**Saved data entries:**
┌──
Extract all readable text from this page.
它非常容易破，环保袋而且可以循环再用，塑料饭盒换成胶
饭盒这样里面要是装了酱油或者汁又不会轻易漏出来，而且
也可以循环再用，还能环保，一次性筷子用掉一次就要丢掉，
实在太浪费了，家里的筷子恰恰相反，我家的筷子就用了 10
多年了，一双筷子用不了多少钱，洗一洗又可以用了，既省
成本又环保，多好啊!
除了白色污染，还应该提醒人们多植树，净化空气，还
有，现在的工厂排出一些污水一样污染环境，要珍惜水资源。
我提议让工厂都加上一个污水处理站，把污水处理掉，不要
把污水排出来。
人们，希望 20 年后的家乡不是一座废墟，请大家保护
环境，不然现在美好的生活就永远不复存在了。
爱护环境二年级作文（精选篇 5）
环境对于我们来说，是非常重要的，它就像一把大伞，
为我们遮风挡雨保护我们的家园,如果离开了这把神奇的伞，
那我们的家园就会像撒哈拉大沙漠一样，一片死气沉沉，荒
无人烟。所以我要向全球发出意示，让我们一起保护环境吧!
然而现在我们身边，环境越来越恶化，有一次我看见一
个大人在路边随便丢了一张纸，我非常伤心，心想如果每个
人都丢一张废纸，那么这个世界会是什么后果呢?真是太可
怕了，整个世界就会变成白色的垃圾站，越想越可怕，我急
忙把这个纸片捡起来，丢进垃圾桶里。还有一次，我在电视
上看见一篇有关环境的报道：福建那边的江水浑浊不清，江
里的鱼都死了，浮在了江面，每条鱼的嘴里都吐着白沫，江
└──
**YOUR TASK:** From the data above, extract every line in its exact form.

**FINISHED TASK:**
Extract all readable text from this page.
它非常容易破，环保袋而且可以循环再用，塑料饭盒换成胶
饭盒这样里面要是装了酱油或者汁又不会轻易漏出来，而且
也可以循环再用，还能环保，一次性筷子用掉一次就要丢掉，
实在太浪费了，家里的筷子恰恰相反，我家的筷子就用了 10
多年了，一双筷子用不了多少钱，洗一洗又可以用了，既省
成本又环保，多好啊!
除了白色污染，还应该提醒人们多植树，净化空气，还
有，现在的工厂排出一些污水一样污染环境，要珍惜水资源。
我提议让工厂都加上一个污水处理站，把污水处理掉，不要
把污水排出来。
人们，希望 20 年后的家乡不是一座废墟，请大家保护
环境，不然现在美好的生活就永远不复存在了。
爱护环境二年级作文（精选篇 5）
环境对于我们来说，是非常重要的，它就像一把大伞，
为我们遮风挡雨保护我们的家园,如果离开了这把神奇的伞，
那我们的家园就会像撒哈拉大沙漠一样，一片死气沉沉，荒
无人烟。所以我要向全球发出意示，让我们一起保护环境吧!
然而现在我们身边，环境越来越恶化，有一次我看见一
个大人在路边随便丢了一张纸，我非常伤心，心想如果每个
人都丢一张废纸，那么这个世界会是什么后果呢?真是太可
怕了，整个世界就会变成白色的垃圾站，越想越可怕，我急
忙把这个纸片捡起来，丢进垃圾桶里。还有一次，我在电视
上看见一篇有关环境的报道：福建那边的江水浑浊不清，江
里的鱼都死了，浮在了江面，每条鱼的嘴里都吐着白沫，江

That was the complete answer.